Records excerpted from a collection:
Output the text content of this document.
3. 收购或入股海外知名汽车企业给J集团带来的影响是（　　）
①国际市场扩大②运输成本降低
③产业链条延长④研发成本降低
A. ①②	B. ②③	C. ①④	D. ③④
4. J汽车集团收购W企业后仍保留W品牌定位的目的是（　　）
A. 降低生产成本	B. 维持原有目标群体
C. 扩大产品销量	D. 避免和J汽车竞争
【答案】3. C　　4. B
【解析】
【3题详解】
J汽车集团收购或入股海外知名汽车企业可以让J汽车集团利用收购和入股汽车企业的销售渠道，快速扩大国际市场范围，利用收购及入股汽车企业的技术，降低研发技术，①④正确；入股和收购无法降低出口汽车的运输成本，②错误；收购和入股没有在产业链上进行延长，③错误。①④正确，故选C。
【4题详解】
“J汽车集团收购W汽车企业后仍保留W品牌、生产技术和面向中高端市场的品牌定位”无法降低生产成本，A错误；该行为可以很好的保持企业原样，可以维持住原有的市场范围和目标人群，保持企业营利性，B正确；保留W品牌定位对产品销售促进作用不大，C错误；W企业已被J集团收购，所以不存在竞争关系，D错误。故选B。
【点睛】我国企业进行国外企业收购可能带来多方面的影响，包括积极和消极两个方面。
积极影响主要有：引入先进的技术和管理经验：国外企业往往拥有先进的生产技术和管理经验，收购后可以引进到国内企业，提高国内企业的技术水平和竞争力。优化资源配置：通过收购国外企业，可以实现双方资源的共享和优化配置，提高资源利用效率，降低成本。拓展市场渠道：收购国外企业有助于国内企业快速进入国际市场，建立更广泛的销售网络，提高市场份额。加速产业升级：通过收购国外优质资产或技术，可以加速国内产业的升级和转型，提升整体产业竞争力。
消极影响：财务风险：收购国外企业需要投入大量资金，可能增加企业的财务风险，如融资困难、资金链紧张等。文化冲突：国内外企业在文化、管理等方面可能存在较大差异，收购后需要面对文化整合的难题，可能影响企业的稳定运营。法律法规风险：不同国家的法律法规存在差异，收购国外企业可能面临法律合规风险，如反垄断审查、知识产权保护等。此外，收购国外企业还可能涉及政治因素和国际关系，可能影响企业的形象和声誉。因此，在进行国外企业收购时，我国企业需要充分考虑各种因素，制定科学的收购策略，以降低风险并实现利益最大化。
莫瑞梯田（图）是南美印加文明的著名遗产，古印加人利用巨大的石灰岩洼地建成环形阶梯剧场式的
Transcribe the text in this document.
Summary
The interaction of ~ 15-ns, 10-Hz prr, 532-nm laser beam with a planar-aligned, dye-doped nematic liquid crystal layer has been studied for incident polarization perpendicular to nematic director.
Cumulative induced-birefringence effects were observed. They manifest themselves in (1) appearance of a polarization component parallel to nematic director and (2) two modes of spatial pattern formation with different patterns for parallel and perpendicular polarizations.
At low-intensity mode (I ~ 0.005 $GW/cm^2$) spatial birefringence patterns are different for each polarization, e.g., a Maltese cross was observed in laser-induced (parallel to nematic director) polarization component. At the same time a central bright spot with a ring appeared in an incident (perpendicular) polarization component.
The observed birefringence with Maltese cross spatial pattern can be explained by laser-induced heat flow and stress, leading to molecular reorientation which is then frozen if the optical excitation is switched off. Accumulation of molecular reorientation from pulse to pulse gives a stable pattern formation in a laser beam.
--
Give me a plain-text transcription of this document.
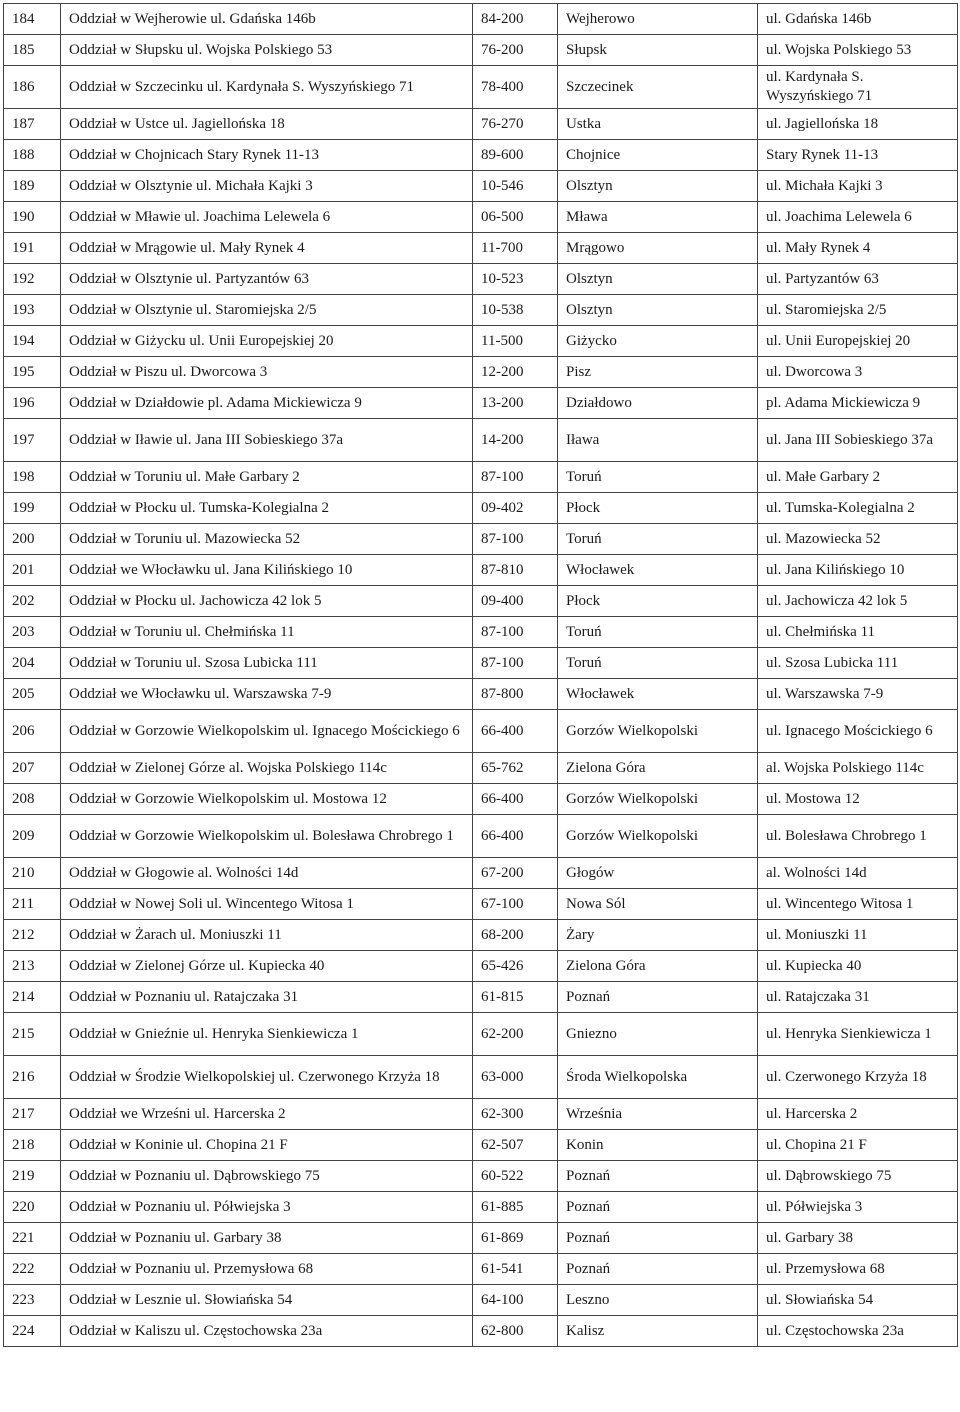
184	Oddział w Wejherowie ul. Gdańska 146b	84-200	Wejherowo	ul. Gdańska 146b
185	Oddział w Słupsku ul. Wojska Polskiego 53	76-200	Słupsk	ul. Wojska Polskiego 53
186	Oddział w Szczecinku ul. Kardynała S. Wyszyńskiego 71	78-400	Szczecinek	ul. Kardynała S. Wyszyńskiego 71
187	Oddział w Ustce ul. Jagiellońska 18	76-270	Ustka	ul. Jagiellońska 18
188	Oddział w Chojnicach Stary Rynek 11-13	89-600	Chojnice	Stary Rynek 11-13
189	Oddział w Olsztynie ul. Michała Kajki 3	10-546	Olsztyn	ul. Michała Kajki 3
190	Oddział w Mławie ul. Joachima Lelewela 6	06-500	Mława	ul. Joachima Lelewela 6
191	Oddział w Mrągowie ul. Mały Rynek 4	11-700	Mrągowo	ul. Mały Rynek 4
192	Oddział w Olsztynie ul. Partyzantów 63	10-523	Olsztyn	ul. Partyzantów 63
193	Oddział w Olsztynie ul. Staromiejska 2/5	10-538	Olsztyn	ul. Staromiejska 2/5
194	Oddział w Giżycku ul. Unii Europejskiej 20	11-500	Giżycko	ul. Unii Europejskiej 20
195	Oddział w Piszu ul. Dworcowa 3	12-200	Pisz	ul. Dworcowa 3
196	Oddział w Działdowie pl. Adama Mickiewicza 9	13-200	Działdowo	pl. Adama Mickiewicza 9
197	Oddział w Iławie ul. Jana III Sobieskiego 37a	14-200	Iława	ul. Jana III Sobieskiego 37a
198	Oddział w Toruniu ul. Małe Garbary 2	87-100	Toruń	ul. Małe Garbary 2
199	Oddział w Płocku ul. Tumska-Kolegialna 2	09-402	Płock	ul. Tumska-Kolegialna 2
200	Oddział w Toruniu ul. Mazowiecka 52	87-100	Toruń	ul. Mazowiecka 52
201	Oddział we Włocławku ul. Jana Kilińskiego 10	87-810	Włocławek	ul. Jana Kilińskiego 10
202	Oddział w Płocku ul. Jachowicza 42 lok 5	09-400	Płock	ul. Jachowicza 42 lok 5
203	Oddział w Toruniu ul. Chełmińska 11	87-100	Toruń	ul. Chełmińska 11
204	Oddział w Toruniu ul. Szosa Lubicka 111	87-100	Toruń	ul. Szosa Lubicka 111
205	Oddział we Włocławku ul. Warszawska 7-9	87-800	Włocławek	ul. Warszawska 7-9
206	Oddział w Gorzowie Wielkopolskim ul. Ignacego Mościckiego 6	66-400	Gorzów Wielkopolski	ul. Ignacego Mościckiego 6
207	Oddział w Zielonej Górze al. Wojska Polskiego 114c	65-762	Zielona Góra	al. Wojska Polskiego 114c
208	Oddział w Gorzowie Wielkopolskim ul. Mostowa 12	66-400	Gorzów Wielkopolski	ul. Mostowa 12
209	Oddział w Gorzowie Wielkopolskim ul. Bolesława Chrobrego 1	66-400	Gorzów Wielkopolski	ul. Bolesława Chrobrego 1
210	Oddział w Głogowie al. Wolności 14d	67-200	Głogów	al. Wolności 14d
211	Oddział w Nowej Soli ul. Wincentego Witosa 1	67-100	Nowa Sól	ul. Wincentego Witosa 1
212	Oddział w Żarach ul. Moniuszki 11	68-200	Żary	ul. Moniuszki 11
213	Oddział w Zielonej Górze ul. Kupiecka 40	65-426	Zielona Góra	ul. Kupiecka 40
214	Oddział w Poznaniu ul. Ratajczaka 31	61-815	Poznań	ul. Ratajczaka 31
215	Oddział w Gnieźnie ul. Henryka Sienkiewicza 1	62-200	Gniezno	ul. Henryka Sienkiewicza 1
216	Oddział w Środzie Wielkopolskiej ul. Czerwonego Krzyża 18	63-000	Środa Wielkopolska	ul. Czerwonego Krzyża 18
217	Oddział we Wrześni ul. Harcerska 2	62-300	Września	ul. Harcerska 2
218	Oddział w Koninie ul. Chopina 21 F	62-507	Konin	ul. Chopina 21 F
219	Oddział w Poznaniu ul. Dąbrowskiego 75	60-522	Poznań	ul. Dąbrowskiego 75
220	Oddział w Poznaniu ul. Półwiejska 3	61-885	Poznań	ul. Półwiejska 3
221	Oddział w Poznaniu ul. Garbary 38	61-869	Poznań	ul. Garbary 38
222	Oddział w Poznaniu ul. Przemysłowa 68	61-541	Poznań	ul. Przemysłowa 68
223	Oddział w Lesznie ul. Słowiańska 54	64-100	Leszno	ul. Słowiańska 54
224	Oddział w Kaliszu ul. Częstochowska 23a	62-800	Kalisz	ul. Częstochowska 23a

Short problem: Gather all the lines that include the word "Olsztyn" and copy them out.

Answer to the exercise:
189	Oddział w Olsztynie ul. Michała Kajki 3	10-546	Olsztyn	ul. Michała Kajki 3
192	Oddział w Olsztynie ul. Partyzantów 63	10-523	Olsztyn	ul. Partyzantów 63
193	Oddział w Olsztynie ul. Staromiejska 2/5	10-538	Olsztyn	ul. Staromiejska 2/5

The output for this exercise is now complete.